▶ **Materials provided**
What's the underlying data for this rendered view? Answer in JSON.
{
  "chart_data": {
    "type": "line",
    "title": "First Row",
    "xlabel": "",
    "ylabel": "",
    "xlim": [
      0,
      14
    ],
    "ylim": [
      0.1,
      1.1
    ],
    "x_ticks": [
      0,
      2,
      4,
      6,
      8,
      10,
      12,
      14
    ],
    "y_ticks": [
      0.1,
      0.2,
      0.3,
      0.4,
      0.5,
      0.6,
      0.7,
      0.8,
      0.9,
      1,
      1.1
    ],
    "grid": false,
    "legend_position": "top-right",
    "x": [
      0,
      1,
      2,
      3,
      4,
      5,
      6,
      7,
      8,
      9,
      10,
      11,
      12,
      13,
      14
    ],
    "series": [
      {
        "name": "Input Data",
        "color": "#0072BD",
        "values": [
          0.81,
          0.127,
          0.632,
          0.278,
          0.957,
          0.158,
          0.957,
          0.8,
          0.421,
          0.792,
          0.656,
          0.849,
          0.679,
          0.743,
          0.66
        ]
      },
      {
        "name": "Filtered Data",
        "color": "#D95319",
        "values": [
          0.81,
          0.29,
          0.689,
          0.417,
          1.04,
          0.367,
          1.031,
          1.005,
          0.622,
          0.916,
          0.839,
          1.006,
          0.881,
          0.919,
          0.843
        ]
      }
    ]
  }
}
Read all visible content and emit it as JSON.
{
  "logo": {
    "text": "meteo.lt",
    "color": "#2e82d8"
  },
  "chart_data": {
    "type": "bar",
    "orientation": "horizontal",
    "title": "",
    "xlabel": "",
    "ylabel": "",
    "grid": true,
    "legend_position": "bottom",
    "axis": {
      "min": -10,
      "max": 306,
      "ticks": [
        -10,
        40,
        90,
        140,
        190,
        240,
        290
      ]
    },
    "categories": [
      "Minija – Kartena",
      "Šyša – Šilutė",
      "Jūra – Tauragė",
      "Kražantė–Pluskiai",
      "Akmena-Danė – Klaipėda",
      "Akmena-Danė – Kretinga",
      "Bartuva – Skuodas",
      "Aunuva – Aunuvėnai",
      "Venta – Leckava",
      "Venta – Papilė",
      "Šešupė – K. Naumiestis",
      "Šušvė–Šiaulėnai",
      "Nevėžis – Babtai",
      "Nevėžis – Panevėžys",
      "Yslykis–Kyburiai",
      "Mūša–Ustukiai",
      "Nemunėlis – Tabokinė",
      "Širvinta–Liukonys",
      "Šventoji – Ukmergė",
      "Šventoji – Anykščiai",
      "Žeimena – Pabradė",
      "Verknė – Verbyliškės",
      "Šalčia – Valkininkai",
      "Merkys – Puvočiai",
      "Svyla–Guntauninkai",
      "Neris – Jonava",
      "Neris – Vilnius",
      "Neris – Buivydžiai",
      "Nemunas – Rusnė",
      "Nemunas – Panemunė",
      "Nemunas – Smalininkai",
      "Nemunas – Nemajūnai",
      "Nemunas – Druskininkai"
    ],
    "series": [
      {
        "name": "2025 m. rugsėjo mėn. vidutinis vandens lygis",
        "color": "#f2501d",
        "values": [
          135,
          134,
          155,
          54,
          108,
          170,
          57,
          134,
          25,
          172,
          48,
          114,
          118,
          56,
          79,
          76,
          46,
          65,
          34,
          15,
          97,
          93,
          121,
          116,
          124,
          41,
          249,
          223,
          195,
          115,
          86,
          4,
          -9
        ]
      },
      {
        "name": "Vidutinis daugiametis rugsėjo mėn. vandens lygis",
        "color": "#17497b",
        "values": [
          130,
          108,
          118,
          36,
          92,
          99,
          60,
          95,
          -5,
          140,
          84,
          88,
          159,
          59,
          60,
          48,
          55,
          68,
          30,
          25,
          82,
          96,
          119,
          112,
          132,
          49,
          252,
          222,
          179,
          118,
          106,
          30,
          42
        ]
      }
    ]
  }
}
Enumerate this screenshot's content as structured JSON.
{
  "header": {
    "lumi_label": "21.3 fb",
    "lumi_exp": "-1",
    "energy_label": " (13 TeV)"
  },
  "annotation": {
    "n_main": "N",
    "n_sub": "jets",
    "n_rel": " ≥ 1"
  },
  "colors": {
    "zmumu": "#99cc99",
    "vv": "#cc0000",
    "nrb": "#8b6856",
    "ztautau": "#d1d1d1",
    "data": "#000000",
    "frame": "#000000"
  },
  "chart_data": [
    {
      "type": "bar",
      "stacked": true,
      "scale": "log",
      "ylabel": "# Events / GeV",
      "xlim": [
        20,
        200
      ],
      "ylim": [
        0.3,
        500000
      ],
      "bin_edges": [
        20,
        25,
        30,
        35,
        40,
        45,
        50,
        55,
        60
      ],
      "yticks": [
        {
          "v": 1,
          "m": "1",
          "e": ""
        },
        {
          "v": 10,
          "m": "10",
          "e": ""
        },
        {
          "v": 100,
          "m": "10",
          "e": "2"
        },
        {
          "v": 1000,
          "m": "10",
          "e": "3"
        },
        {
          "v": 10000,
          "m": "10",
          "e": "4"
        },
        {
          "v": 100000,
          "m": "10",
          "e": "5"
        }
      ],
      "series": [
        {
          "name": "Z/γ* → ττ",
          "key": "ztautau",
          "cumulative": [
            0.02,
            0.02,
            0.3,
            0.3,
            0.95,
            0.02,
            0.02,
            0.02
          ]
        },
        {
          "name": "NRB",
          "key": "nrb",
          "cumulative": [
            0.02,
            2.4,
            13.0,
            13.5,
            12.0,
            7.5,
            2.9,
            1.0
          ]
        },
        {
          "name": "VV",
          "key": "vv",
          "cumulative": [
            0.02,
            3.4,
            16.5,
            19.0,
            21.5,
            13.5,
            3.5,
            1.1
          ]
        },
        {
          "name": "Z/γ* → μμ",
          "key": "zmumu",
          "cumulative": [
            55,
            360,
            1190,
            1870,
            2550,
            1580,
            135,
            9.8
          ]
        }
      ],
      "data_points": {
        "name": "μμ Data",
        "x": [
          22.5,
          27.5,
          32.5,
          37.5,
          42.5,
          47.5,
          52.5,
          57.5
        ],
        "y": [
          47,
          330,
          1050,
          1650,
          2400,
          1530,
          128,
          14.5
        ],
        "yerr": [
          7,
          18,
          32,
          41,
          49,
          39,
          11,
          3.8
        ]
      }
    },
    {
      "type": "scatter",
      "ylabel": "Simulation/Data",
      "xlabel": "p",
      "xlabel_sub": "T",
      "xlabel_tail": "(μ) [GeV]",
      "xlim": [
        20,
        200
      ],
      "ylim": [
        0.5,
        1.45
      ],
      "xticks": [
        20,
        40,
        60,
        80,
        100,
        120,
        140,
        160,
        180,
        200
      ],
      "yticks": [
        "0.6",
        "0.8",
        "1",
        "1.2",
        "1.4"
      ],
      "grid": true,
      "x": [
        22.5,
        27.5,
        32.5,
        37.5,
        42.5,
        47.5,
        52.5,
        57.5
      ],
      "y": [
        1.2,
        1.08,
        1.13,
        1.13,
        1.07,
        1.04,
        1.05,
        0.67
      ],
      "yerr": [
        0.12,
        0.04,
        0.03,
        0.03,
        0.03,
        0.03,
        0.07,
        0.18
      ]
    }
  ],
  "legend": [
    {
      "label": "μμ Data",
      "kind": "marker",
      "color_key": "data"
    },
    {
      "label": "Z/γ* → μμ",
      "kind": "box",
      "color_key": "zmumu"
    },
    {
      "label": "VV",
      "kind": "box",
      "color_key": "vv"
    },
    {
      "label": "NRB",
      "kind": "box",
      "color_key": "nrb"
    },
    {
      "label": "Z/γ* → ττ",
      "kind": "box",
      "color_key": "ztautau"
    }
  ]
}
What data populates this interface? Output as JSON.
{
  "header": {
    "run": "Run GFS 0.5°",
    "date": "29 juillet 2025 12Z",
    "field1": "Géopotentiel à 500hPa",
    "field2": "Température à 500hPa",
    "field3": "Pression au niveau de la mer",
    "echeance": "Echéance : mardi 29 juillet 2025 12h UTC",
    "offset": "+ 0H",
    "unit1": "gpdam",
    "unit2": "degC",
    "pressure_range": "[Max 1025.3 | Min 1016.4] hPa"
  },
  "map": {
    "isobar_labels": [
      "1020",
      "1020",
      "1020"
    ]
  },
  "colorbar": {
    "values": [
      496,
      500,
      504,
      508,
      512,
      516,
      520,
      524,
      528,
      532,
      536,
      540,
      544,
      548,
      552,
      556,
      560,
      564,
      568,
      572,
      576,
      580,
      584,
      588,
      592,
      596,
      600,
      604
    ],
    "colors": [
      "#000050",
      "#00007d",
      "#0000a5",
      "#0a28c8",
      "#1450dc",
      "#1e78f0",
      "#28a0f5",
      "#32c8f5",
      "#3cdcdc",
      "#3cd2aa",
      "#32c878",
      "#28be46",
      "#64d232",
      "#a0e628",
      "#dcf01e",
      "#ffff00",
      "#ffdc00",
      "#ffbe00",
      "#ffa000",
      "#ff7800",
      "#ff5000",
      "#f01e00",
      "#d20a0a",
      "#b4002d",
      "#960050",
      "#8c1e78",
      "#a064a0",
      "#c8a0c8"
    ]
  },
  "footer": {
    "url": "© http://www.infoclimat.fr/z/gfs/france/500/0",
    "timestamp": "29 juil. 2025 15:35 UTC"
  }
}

▶ **Exercise prompt**
Take every line from the records above that has the word "zmumu" and copy it.

▶ **Problem solution**
    "zmumu": "#99cc99",
          "key": "zmumu",
      "color_key": "zmumu"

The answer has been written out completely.